§ Problem: All the data below goes into the copy word for word, but the pictures don't.

§ Records supplied:
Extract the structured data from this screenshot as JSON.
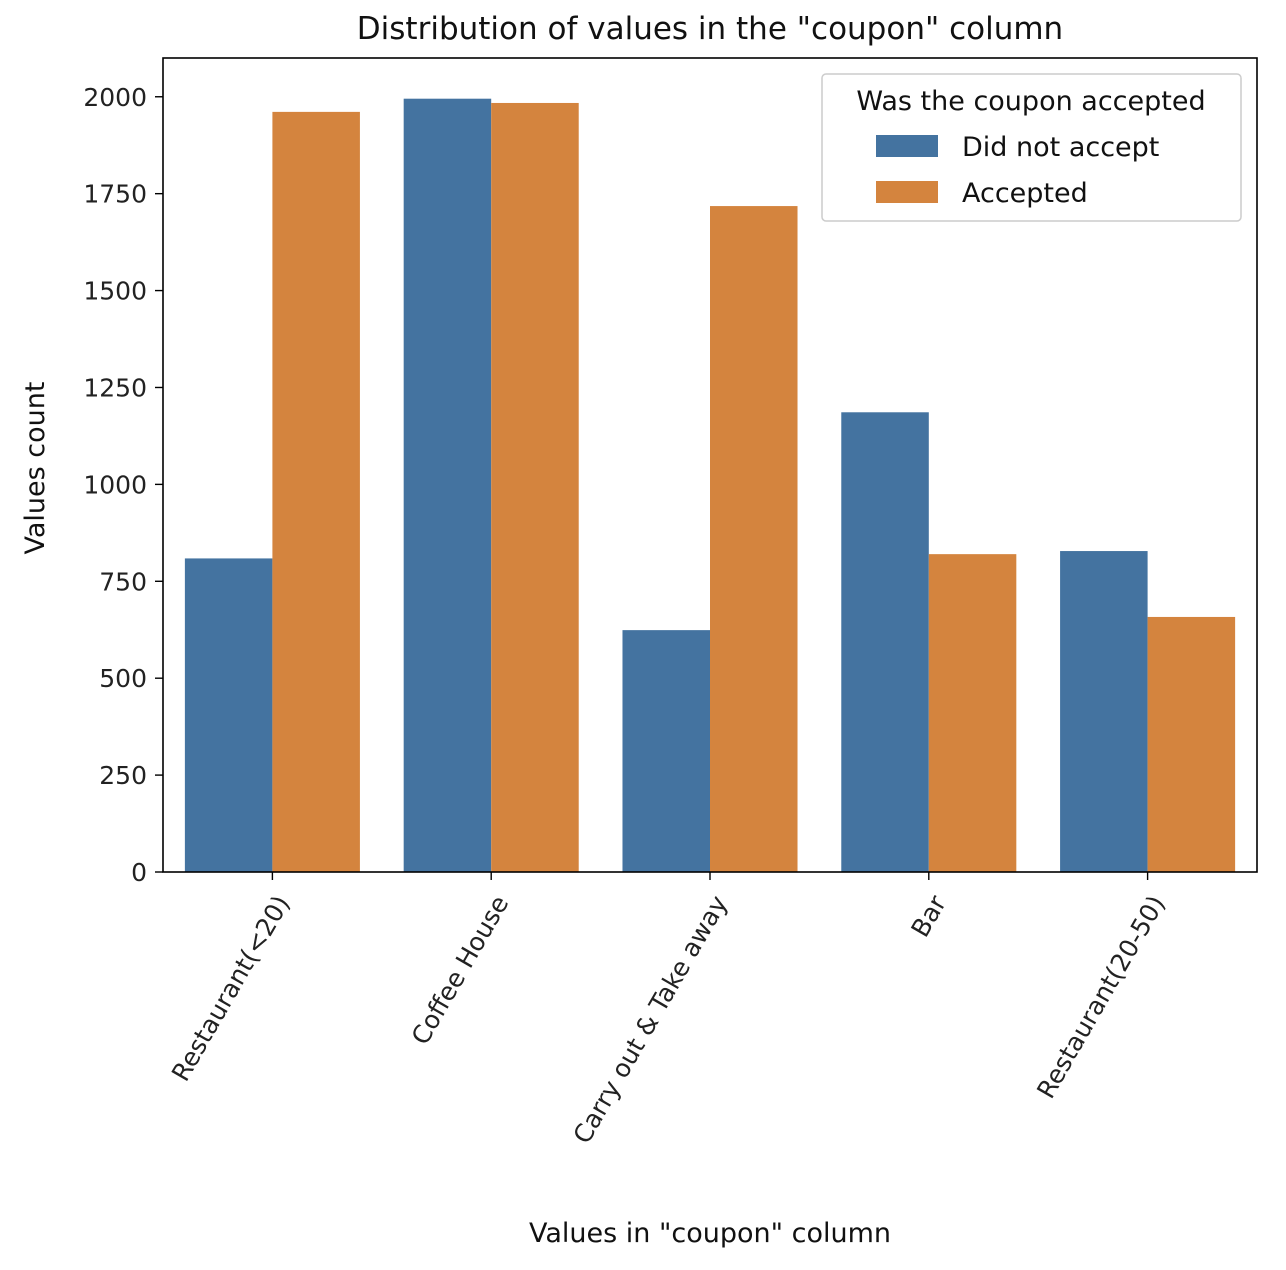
{
  "chart_data": {
    "type": "bar",
    "title": "Distribution of values in the \"coupon\" column",
    "xlabel": "Values in \"coupon\" column",
    "ylabel": "Values count",
    "categories": [
      "Restaurant(<20)",
      "Coffee House",
      "Carry out & Take away",
      "Bar",
      "Restaurant(20-50)"
    ],
    "series": [
      {
        "name": "Did not accept",
        "color": "#4473a0",
        "values": [
          809,
          1995,
          624,
          1186,
          828
        ]
      },
      {
        "name": "Accepted",
        "color": "#d4843e",
        "values": [
          1961,
          1984,
          1718,
          820,
          658
        ]
      }
    ],
    "ylim": [
      0,
      2100
    ],
    "yticks": [
      0,
      250,
      500,
      750,
      1000,
      1250,
      1500,
      1750,
      2000
    ],
    "legend": {
      "title": "Was the coupon accepted",
      "placement": "top-right"
    },
    "grid": false
  }
}
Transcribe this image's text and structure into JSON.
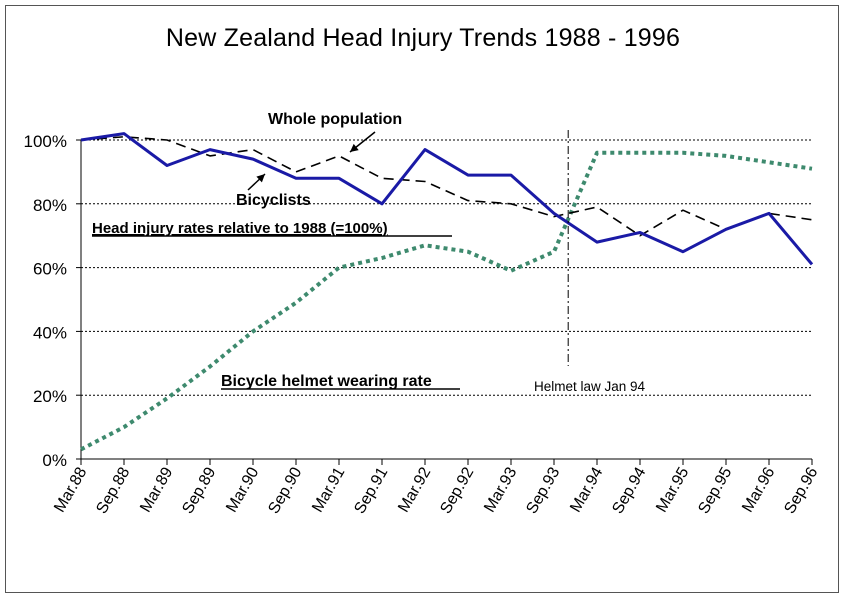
{
  "chart_data": {
    "type": "line",
    "title": "New Zealand Head Injury Trends 1988 - 1996",
    "x": [
      "Mar.88",
      "Sep.88",
      "Mar.89",
      "Sep.89",
      "Mar.90",
      "Sep.90",
      "Mar.91",
      "Sep.91",
      "Mar.92",
      "Sep.92",
      "Mar.93",
      "Sep.93",
      "Mar.94",
      "Sep.94",
      "Mar.95",
      "Sep.95",
      "Mar.96",
      "Sep.96"
    ],
    "ylim": [
      0,
      100
    ],
    "y_ticks": [
      "0%",
      "20%",
      "40%",
      "60%",
      "80%",
      "100%"
    ],
    "grid": true,
    "series": [
      {
        "name": "Bicyclists",
        "style": "solid",
        "color": "#1a1aa6",
        "values": [
          100,
          102,
          92,
          97,
          94,
          88,
          88,
          80,
          97,
          89,
          89,
          77,
          68,
          71,
          65,
          72,
          77,
          61
        ]
      },
      {
        "name": "Whole population",
        "style": "dashed",
        "color": "#000000",
        "values": [
          100,
          101,
          100,
          95,
          97,
          90,
          95,
          88,
          87,
          81,
          80,
          76,
          79,
          70,
          78,
          72,
          77,
          75
        ]
      },
      {
        "name": "Bicycle helmet wearing rate",
        "style": "dotted",
        "color": "#3e8a6e",
        "values": [
          3,
          10,
          19,
          29,
          40,
          49,
          60,
          63,
          67,
          65,
          59,
          65,
          96,
          96,
          96,
          95,
          93,
          91
        ]
      }
    ],
    "annotations": {
      "whole_population": "Whole population",
      "bicyclists": "Bicyclists",
      "relative_note": "Head injury rates relative to 1988 (=100%)",
      "helmet_rate": "Bicycle helmet wearing rate",
      "helmet_law": "Helmet law Jan 94"
    },
    "event_line_x": 11.33
  }
}
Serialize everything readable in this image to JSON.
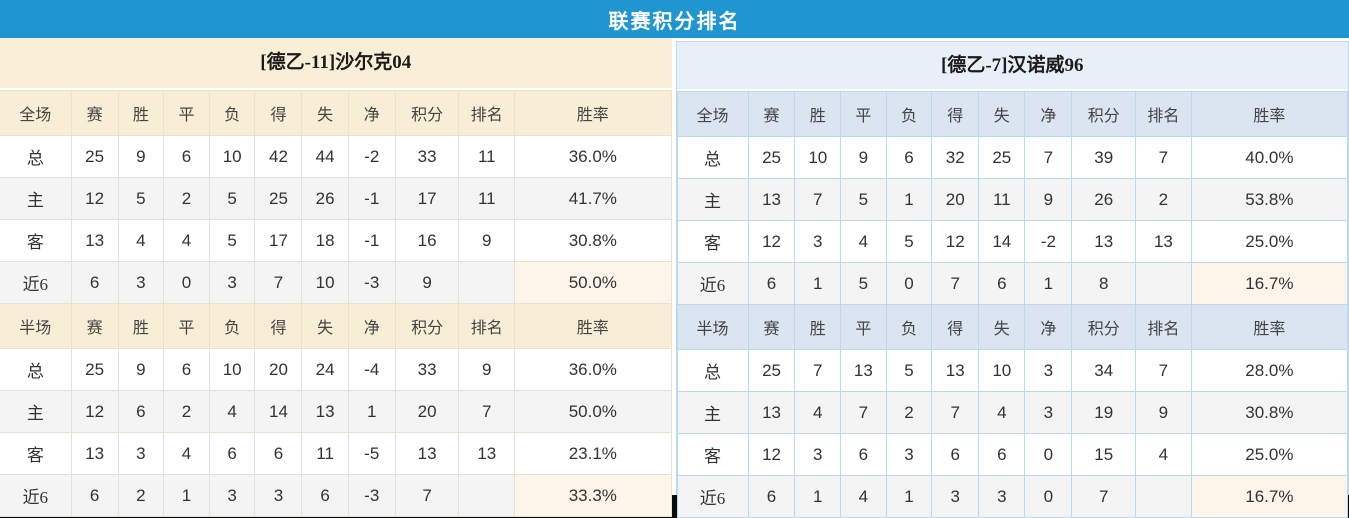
{
  "header": {
    "title": "联赛积分排名"
  },
  "columns": {
    "full": [
      "全场",
      "赛",
      "胜",
      "平",
      "负",
      "得",
      "失",
      "净",
      "积分",
      "排名",
      "胜率"
    ],
    "half": [
      "半场",
      "赛",
      "胜",
      "平",
      "负",
      "得",
      "失",
      "净",
      "积分",
      "排名",
      "胜率"
    ]
  },
  "colors": {
    "title_bar_blue": "#1f95d2",
    "left_theme_bg": "#f9efd9",
    "left_header_bg": "#f8eed6",
    "right_theme_bg": "#e9eff9",
    "right_header_bg": "#dbe4f1",
    "right_border": "#bcd8ec",
    "points_red": "#ff3c21",
    "rank_blue": "#2d8bd8",
    "home_label_red": "#e5383b",
    "away_label_blue": "#5553e0"
  },
  "teams": [
    {
      "name": "[德乙-11]沙尔克04",
      "sections": [
        {
          "scope": "full",
          "rows": [
            {
              "label": "总",
              "type": "total",
              "stats": [
                "25",
                "9",
                "6",
                "10",
                "42",
                "44",
                "-2"
              ],
              "points": "33",
              "rank": "11",
              "rate": "36.0%"
            },
            {
              "label": "主",
              "type": "home",
              "stats": [
                "12",
                "5",
                "2",
                "5",
                "25",
                "26",
                "-1"
              ],
              "points": "17",
              "rank": "11",
              "rate": "41.7%"
            },
            {
              "label": "客",
              "type": "away",
              "stats": [
                "13",
                "4",
                "4",
                "5",
                "17",
                "18",
                "-1"
              ],
              "points": "16",
              "rank": "9",
              "rate": "30.8%"
            },
            {
              "label": "近6",
              "type": "recent",
              "stats": [
                "6",
                "3",
                "0",
                "3",
                "7",
                "10",
                "-3"
              ],
              "points": "9",
              "rank": "",
              "rate": "50.0%"
            }
          ]
        },
        {
          "scope": "half",
          "rows": [
            {
              "label": "总",
              "type": "total",
              "stats": [
                "25",
                "9",
                "6",
                "10",
                "20",
                "24",
                "-4"
              ],
              "points": "33",
              "rank": "9",
              "rate": "36.0%"
            },
            {
              "label": "主",
              "type": "home",
              "stats": [
                "12",
                "6",
                "2",
                "4",
                "14",
                "13",
                "1"
              ],
              "points": "20",
              "rank": "7",
              "rate": "50.0%"
            },
            {
              "label": "客",
              "type": "away",
              "stats": [
                "13",
                "3",
                "4",
                "6",
                "6",
                "11",
                "-5"
              ],
              "points": "13",
              "rank": "13",
              "rate": "23.1%"
            },
            {
              "label": "近6",
              "type": "recent",
              "stats": [
                "6",
                "2",
                "1",
                "3",
                "3",
                "6",
                "-3"
              ],
              "points": "7",
              "rank": "",
              "rate": "33.3%"
            }
          ]
        }
      ]
    },
    {
      "name": "[德乙-7]汉诺威96",
      "sections": [
        {
          "scope": "full",
          "rows": [
            {
              "label": "总",
              "type": "total",
              "stats": [
                "25",
                "10",
                "9",
                "6",
                "32",
                "25",
                "7"
              ],
              "points": "39",
              "rank": "7",
              "rate": "40.0%"
            },
            {
              "label": "主",
              "type": "home",
              "stats": [
                "13",
                "7",
                "5",
                "1",
                "20",
                "11",
                "9"
              ],
              "points": "26",
              "rank": "2",
              "rate": "53.8%"
            },
            {
              "label": "客",
              "type": "away",
              "stats": [
                "12",
                "3",
                "4",
                "5",
                "12",
                "14",
                "-2"
              ],
              "points": "13",
              "rank": "13",
              "rate": "25.0%"
            },
            {
              "label": "近6",
              "type": "recent",
              "stats": [
                "6",
                "1",
                "5",
                "0",
                "7",
                "6",
                "1"
              ],
              "points": "8",
              "rank": "",
              "rate": "16.7%"
            }
          ]
        },
        {
          "scope": "half",
          "rows": [
            {
              "label": "总",
              "type": "total",
              "stats": [
                "25",
                "7",
                "13",
                "5",
                "13",
                "10",
                "3"
              ],
              "points": "34",
              "rank": "7",
              "rate": "28.0%"
            },
            {
              "label": "主",
              "type": "home",
              "stats": [
                "13",
                "4",
                "7",
                "2",
                "7",
                "4",
                "3"
              ],
              "points": "19",
              "rank": "9",
              "rate": "30.8%"
            },
            {
              "label": "客",
              "type": "away",
              "stats": [
                "12",
                "3",
                "6",
                "3",
                "6",
                "6",
                "0"
              ],
              "points": "15",
              "rank": "4",
              "rate": "25.0%"
            },
            {
              "label": "近6",
              "type": "recent",
              "stats": [
                "6",
                "1",
                "4",
                "1",
                "3",
                "3",
                "0"
              ],
              "points": "7",
              "rank": "",
              "rate": "16.7%"
            }
          ]
        }
      ]
    }
  ]
}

§ Answer to the problem:
Extract the structured data from this screenshot as JSON.
{
  "chart_data": {
    "type": "bar",
    "title": "Distribution of values in the \"coupon\" column",
    "xlabel": "Values in \"coupon\" column",
    "ylabel": "Values count",
    "categories": [
      "Restaurant(<20)",
      "Coffee House",
      "Carry out & Take away",
      "Bar",
      "Restaurant(20-50)"
    ],
    "series": [
      {
        "name": "Did not accept",
        "color": "#4473a0",
        "values": [
          809,
          1995,
          624,
          1186,
          828
        ]
      },
      {
        "name": "Accepted",
        "color": "#d4843e",
        "values": [
          1961,
          1984,
          1718,
          820,
          658
        ]
      }
    ],
    "ylim": [
      0,
      2100
    ],
    "yticks": [
      0,
      250,
      500,
      750,
      1000,
      1250,
      1500,
      1750,
      2000
    ],
    "legend": {
      "title": "Was the coupon accepted",
      "placement": "top-right"
    },
    "grid": false
  }
}
Transcribe this image's text and structure into JSON.
{
  "chart_data": {
    "type": "line",
    "title": "New Zealand Head Injury Trends 1988 - 1996",
    "x": [
      "Mar.88",
      "Sep.88",
      "Mar.89",
      "Sep.89",
      "Mar.90",
      "Sep.90",
      "Mar.91",
      "Sep.91",
      "Mar.92",
      "Sep.92",
      "Mar.93",
      "Sep.93",
      "Mar.94",
      "Sep.94",
      "Mar.95",
      "Sep.95",
      "Mar.96",
      "Sep.96"
    ],
    "ylim": [
      0,
      100
    ],
    "y_ticks": [
      "0%",
      "20%",
      "40%",
      "60%",
      "80%",
      "100%"
    ],
    "grid": true,
    "series": [
      {
        "name": "Bicyclists",
        "style": "solid",
        "color": "#1a1aa6",
        "values": [
          100,
          102,
          92,
          97,
          94,
          88,
          88,
          80,
          97,
          89,
          89,
          77,
          68,
          71,
          65,
          72,
          77,
          61
        ]
      },
      {
        "name": "Whole population",
        "style": "dashed",
        "color": "#000000",
        "values": [
          100,
          101,
          100,
          95,
          97,
          90,
          95,
          88,
          87,
          81,
          80,
          76,
          79,
          70,
          78,
          72,
          77,
          75
        ]
      },
      {
        "name": "Bicycle helmet wearing rate",
        "style": "dotted",
        "color": "#3e8a6e",
        "values": [
          3,
          10,
          19,
          29,
          40,
          49,
          60,
          63,
          67,
          65,
          59,
          65,
          96,
          96,
          96,
          95,
          93,
          91
        ]
      }
    ],
    "annotations": {
      "whole_population": "Whole population",
      "bicyclists": "Bicyclists",
      "relative_note": "Head injury rates relative to 1988 (=100%)",
      "helmet_rate": "Bicycle helmet wearing rate",
      "helmet_law": "Helmet law Jan 94"
    },
    "event_line_x": 11.33
  }
}
Serialize everything readable in this image to JSON.
{
  "header": {
    "title": "联赛积分排名"
  },
  "columns": {
    "full": [
      "全场",
      "赛",
      "胜",
      "平",
      "负",
      "得",
      "失",
      "净",
      "积分",
      "排名",
      "胜率"
    ],
    "half": [
      "半场",
      "赛",
      "胜",
      "平",
      "负",
      "得",
      "失",
      "净",
      "积分",
      "排名",
      "胜率"
    ]
  },
  "colors": {
    "title_bar_blue": "#1f95d2",
    "left_theme_bg": "#f9efd9",
    "left_header_bg": "#f8eed6",
    "right_theme_bg": "#e9eff9",
    "right_header_bg": "#dbe4f1",
    "right_border": "#bcd8ec",
    "points_red": "#ff3c21",
    "rank_blue": "#2d8bd8",
    "home_label_red": "#e5383b",
    "away_label_blue": "#5553e0"
  },
  "teams": [
    {
      "name": "[德乙-11]沙尔克04",
      "sections": [
        {
          "scope": "full",
          "rows": [
            {
              "label": "总",
              "type": "total",
              "stats": [
                "25",
                "9",
                "6",
                "10",
                "42",
                "44",
                "-2"
              ],
              "points": "33",
              "rank": "11",
              "rate": "36.0%"
            },
            {
              "label": "主",
              "type": "home",
              "stats": [
                "12",
                "5",
                "2",
                "5",
                "25",
                "26",
                "-1"
              ],
              "points": "17",
              "rank": "11",
              "rate": "41.7%"
            },
            {
              "label": "客",
              "type": "away",
              "stats": [
                "13",
                "4",
                "4",
                "5",
                "17",
                "18",
                "-1"
              ],
              "points": "16",
              "rank": "9",
              "rate": "30.8%"
            },
            {
              "label": "近6",
              "type": "recent",
              "stats": [
                "6",
                "3",
                "0",
                "3",
                "7",
                "10",
                "-3"
              ],
              "points": "9",
              "rank": "",
              "rate": "50.0%"
            }
          ]
        },
        {
          "scope": "half",
          "rows": [
            {
              "label": "总",
              "type": "total",
              "stats": [
                "25",
                "9",
                "6",
                "10",
                "20",
                "24",
                "-4"
              ],
              "points": "33",
              "rank": "9",
              "rate": "36.0%"
            },
            {
              "label": "主",
              "type": "home",
              "stats": [
                "12",
                "6",
                "2",
                "4",
                "14",
                "13",
                "1"
              ],
              "points": "20",
              "rank": "7",
              "rate": "50.0%"
            },
            {
              "label": "客",
              "type": "away",
              "stats": [
                "13",
                "3",
                "4",
                "6",
                "6",
                "11",
                "-5"
              ],
              "points": "13",
              "rank": "13",
              "rate": "23.1%"
            },
            {
              "label": "近6",
              "type": "recent",
              "stats": [
                "6",
                "2",
                "1",
                "3",
                "3",
                "6",
                "-3"
              ],
              "points": "7",
              "rank": "",
              "rate": "33.3%"
            }
          ]
        }
      ]
    },
    {
      "name": "[德乙-7]汉诺威96",
      "sections": [
        {
          "scope": "full",
          "rows": [
            {
              "label": "总",
              "type": "total",
              "stats": [
                "25",
                "10",
                "9",
                "6",
                "32",
                "25",
                "7"
              ],
              "points": "39",
              "rank": "7",
              "rate": "40.0%"
            },
            {
              "label": "主",
              "type": "home",
              "stats": [
                "13",
                "7",
                "5",
                "1",
                "20",
                "11",
                "9"
              ],
              "points": "26",
              "rank": "2",
              "rate": "53.8%"
            },
            {
              "label": "客",
              "type": "away",
              "stats": [
                "12",
                "3",
                "4",
                "5",
                "12",
                "14",
                "-2"
              ],
              "points": "13",
              "rank": "13",
              "rate": "25.0%"
            },
            {
              "label": "近6",
              "type": "recent",
              "stats": [
                "6",
                "1",
                "5",
                "0",
                "7",
                "6",
                "1"
              ],
              "points": "8",
              "rank": "",
              "rate": "16.7%"
            }
          ]
        },
        {
          "scope": "half",
          "rows": [
            {
              "label": "总",
              "type": "total",
              "stats": [
                "25",
                "7",
                "13",
                "5",
                "13",
                "10",
                "3"
              ],
              "points": "34",
              "rank": "7",
              "rate": "28.0%"
            },
            {
              "label": "主",
              "type": "home",
              "stats": [
                "13",
                "4",
                "7",
                "2",
                "7",
                "4",
                "3"
              ],
              "points": "19",
              "rank": "9",
              "rate": "30.8%"
            },
            {
              "label": "客",
              "type": "away",
              "stats": [
                "12",
                "3",
                "6",
                "3",
                "6",
                "6",
                "0"
              ],
              "points": "15",
              "rank": "4",
              "rate": "25.0%"
            },
            {
              "label": "近6",
              "type": "recent",
              "stats": [
                "6",
                "1",
                "4",
                "1",
                "3",
                "3",
                "0"
              ],
              "points": "7",
              "rank": "",
              "rate": "16.7%"
            }
          ]
        }
      ]
    }
  ]
}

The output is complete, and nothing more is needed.